— Your task —
Check every line of the entries that follow, and copy the ones containing "Характеристика".

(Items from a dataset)
— BEGIN —
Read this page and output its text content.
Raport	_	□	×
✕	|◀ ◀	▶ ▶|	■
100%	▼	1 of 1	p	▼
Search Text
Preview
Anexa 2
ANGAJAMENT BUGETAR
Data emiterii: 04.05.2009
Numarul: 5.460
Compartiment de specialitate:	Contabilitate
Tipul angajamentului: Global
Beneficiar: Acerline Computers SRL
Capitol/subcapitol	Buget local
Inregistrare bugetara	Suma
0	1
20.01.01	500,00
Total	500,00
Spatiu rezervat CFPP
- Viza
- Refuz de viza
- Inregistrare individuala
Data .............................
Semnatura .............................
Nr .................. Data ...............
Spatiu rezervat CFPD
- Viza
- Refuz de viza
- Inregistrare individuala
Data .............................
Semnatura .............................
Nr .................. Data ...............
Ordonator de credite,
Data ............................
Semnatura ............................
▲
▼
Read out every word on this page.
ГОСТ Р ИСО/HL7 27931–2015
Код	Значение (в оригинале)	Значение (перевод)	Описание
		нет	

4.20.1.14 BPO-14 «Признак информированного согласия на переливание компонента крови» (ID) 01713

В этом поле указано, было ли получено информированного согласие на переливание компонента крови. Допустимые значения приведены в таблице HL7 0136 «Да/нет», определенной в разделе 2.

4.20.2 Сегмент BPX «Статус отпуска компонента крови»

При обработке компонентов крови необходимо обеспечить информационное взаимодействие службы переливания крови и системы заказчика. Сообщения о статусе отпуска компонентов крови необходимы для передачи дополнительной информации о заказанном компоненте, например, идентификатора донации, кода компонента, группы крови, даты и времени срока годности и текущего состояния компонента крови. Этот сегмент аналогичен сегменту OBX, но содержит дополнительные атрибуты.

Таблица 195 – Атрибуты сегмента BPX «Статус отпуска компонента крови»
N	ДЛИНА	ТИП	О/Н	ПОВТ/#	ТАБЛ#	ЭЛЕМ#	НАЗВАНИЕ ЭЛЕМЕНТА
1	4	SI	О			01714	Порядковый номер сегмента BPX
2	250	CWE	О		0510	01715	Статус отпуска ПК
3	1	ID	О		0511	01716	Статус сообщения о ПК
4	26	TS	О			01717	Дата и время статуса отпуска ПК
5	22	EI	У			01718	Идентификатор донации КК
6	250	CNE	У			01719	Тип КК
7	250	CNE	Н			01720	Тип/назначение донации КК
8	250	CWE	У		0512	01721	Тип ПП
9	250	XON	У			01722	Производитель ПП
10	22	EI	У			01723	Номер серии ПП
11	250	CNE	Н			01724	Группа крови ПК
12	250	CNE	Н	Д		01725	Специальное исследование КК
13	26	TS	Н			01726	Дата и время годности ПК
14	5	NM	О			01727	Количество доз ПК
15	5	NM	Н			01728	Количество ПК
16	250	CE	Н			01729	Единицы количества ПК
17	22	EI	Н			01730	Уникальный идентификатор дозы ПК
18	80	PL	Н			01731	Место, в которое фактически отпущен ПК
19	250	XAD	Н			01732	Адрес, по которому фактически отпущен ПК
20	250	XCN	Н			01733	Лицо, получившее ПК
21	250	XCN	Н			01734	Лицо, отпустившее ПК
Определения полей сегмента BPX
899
— END —
— BEGIN —
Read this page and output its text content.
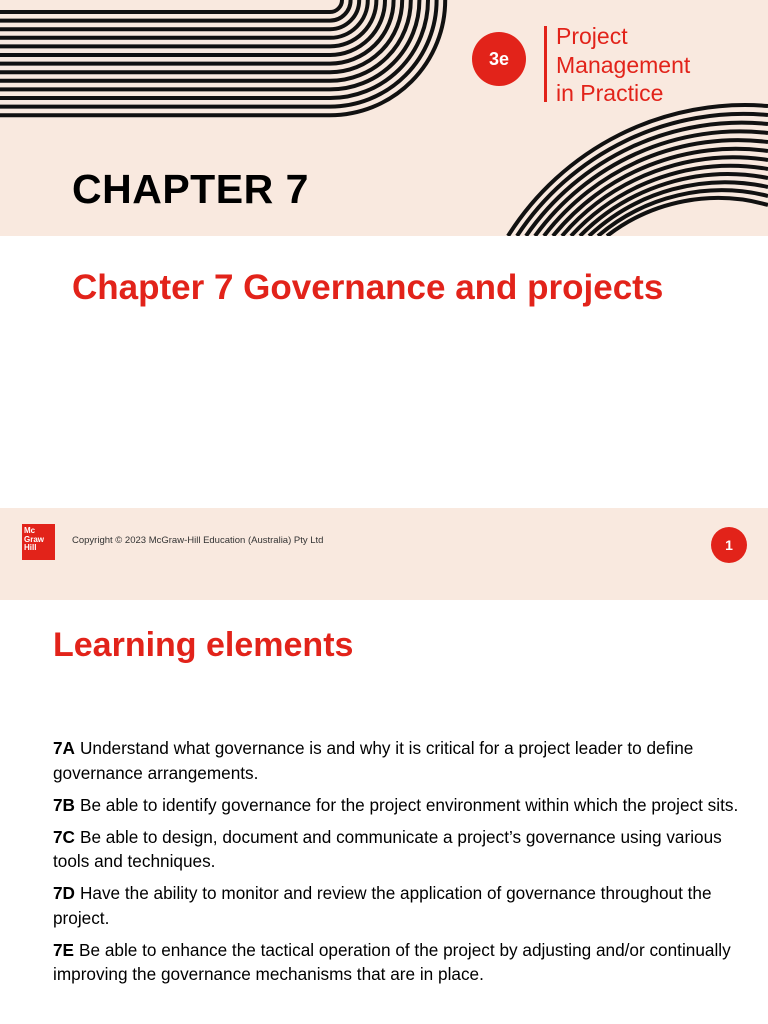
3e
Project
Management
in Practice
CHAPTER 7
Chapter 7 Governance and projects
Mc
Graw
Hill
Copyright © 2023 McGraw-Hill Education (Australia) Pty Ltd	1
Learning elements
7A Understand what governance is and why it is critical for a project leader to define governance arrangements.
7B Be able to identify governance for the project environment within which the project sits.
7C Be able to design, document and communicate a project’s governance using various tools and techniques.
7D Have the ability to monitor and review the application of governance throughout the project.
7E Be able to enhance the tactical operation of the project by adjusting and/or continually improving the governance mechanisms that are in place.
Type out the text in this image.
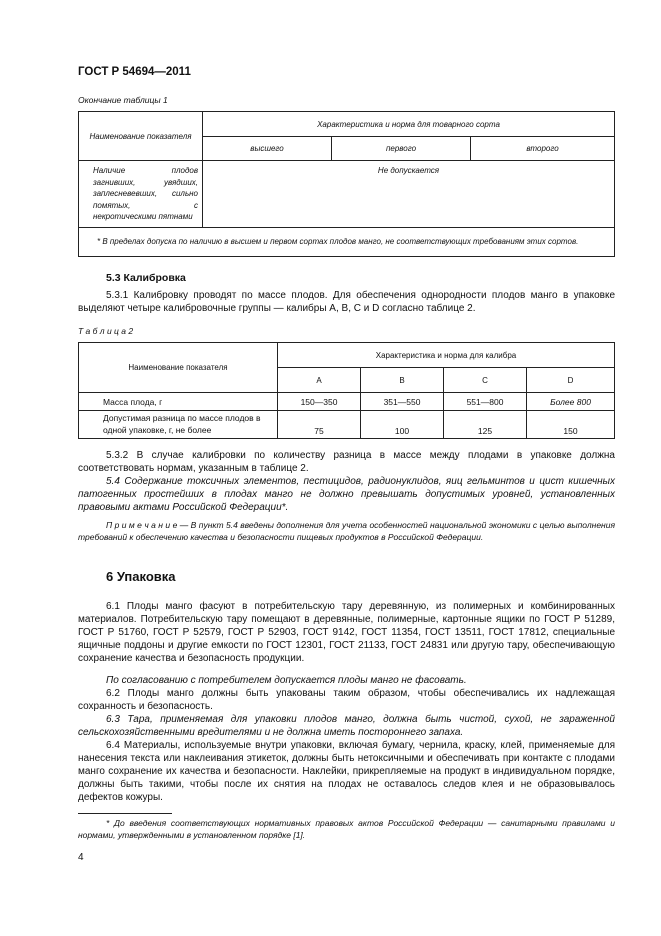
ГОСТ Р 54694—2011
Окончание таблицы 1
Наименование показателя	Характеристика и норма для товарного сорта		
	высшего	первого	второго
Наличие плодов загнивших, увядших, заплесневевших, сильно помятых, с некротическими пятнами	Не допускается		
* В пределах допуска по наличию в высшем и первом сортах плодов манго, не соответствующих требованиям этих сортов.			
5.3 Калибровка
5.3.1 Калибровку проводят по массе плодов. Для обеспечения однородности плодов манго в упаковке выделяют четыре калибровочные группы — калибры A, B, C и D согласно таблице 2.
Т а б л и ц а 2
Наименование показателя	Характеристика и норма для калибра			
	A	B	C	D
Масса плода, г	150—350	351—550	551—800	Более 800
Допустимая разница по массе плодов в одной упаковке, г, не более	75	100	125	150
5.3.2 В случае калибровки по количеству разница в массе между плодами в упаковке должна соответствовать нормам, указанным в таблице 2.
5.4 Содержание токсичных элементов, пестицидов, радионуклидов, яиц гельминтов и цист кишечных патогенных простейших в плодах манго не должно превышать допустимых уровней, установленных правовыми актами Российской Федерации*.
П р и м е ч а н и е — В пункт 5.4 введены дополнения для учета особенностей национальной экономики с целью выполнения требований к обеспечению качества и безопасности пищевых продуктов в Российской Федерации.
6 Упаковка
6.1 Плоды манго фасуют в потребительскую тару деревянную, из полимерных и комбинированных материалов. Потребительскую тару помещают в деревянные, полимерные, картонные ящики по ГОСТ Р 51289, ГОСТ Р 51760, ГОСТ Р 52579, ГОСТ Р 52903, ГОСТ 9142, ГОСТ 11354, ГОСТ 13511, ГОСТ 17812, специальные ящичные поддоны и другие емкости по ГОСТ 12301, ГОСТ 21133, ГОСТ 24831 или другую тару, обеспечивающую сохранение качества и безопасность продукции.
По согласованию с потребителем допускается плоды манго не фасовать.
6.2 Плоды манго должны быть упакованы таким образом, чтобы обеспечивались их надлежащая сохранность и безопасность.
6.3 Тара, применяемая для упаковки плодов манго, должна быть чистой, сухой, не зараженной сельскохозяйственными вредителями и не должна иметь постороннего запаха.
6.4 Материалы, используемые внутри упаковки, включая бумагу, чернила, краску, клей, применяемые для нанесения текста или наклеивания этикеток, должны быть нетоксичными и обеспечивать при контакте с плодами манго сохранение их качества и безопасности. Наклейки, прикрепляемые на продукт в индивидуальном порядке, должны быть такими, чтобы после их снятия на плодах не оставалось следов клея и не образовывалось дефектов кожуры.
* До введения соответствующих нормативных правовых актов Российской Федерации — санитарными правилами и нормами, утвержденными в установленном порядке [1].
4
— END —
— Solution —
Наименование показателя	Характеристика и норма для товарного сорта		
Наименование показателя	Характеристика и норма для калибра			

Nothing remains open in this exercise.